GIVEN RECORDS:
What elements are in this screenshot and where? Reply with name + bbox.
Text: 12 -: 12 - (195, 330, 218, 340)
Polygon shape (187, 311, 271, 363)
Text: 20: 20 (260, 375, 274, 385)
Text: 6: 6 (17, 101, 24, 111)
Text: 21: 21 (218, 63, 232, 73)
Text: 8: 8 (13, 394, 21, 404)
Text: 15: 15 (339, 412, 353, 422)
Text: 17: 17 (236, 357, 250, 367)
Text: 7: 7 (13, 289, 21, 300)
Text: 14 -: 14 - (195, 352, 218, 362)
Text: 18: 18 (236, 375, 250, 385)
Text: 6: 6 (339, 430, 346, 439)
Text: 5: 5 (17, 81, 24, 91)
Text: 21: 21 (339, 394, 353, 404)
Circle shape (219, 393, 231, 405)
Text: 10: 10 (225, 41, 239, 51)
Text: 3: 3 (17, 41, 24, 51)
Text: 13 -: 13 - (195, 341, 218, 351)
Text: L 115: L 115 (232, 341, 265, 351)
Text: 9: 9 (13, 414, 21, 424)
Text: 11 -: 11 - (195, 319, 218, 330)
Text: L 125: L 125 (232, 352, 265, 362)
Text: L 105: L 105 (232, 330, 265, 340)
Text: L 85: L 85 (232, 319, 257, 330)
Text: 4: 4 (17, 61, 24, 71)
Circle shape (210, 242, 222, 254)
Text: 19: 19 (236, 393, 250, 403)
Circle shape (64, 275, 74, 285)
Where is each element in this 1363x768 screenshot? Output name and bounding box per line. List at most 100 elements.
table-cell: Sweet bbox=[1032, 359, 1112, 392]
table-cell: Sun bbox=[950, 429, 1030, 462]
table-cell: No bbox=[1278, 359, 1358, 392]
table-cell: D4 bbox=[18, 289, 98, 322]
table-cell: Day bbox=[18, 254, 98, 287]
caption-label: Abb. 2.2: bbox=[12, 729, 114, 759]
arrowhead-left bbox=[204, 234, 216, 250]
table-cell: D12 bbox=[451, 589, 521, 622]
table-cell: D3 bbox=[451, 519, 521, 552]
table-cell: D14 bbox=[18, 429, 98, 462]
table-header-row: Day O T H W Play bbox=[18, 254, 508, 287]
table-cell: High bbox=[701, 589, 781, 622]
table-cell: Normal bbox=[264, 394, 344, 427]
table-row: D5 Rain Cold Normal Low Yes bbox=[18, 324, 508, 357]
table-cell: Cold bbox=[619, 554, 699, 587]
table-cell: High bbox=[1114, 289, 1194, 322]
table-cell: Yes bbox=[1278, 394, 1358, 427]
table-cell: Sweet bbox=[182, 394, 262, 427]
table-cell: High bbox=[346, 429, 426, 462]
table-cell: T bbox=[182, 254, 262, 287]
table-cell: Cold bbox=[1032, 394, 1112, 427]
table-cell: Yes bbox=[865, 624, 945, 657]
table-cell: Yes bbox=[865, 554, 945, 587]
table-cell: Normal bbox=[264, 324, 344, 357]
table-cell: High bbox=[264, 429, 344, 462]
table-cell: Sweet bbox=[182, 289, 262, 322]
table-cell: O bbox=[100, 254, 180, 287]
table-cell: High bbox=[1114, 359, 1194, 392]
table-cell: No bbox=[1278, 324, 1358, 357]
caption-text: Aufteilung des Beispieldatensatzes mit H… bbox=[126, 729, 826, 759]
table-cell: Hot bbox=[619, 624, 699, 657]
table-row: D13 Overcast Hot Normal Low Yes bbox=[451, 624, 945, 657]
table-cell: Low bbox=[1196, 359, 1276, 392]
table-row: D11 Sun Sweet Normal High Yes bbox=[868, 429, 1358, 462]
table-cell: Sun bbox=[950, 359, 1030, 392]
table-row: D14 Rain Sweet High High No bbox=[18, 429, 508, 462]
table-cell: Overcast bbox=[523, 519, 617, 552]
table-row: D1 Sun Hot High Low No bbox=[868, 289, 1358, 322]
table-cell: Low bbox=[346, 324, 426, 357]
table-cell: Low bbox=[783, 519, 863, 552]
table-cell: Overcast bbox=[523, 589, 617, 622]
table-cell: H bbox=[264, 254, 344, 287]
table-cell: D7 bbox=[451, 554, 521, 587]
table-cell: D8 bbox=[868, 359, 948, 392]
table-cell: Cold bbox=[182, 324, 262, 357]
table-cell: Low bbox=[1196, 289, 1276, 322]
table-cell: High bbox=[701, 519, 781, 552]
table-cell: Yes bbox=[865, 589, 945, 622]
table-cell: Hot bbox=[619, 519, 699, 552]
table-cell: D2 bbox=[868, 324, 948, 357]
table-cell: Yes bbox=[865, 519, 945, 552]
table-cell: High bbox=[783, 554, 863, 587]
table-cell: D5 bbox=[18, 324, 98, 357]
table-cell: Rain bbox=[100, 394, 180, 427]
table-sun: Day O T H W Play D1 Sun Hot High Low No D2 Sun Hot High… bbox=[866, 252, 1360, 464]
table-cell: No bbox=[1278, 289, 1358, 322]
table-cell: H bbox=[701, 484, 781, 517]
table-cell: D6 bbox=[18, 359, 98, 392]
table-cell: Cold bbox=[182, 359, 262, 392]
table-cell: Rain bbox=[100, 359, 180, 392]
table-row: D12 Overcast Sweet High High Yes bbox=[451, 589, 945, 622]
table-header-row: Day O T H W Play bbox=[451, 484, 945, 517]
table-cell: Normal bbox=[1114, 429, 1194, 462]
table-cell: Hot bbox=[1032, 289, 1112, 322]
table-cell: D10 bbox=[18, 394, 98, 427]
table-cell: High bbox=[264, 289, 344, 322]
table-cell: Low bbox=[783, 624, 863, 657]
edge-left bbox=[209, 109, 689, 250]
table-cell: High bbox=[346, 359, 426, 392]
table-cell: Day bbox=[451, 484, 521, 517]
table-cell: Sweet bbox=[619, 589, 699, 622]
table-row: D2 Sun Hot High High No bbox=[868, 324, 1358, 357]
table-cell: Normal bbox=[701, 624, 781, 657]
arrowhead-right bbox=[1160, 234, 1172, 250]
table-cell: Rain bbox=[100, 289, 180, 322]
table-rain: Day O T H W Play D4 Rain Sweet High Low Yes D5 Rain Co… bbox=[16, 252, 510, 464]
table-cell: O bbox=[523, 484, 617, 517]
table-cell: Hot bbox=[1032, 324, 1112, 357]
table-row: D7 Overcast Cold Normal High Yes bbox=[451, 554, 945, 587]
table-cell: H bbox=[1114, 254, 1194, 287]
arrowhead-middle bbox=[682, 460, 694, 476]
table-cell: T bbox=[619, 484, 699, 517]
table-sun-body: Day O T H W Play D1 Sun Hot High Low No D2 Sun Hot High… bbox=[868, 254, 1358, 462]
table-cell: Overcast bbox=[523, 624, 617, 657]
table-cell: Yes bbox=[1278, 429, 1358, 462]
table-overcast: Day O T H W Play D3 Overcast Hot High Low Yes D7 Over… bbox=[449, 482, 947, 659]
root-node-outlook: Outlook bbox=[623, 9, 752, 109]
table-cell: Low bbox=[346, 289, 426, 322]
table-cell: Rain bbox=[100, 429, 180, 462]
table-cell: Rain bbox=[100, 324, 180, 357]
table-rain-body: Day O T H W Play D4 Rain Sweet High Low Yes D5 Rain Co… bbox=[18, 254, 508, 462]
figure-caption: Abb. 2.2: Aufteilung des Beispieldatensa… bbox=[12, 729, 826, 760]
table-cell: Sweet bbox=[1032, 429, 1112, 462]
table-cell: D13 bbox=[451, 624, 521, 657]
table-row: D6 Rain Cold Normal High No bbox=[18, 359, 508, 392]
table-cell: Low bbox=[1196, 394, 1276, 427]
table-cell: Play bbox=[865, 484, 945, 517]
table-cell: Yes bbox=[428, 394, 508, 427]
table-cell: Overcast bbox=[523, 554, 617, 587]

AIM OF THE TASK:
Print, without any change, every line of the records from the very first one through the line containing "Text: 10: 10 (225, 41, 239, 51)", including both ends.

EXERCISE SOLUTION:
What elements are in this screenshot and where? Reply with name + bbox.
Text: 12 -: 12 - (195, 330, 218, 340)
Polygon shape (187, 311, 271, 363)
Text: 20: 20 (260, 375, 274, 385)
Text: 6: 6 (17, 101, 24, 111)
Text: 21: 21 (218, 63, 232, 73)
Text: 8: 8 (13, 394, 21, 404)
Text: 15: 15 (339, 412, 353, 422)
Text: 17: 17 (236, 357, 250, 367)
Text: 7: 7 (13, 289, 21, 300)
Text: 14 -: 14 - (195, 352, 218, 362)
Text: 18: 18 (236, 375, 250, 385)
Text: 6: 6 (339, 430, 346, 439)
Text: 5: 5 (17, 81, 24, 91)
Text: 21: 21 (339, 394, 353, 404)
Circle shape (219, 393, 231, 405)
Text: 10: 10 (225, 41, 239, 51)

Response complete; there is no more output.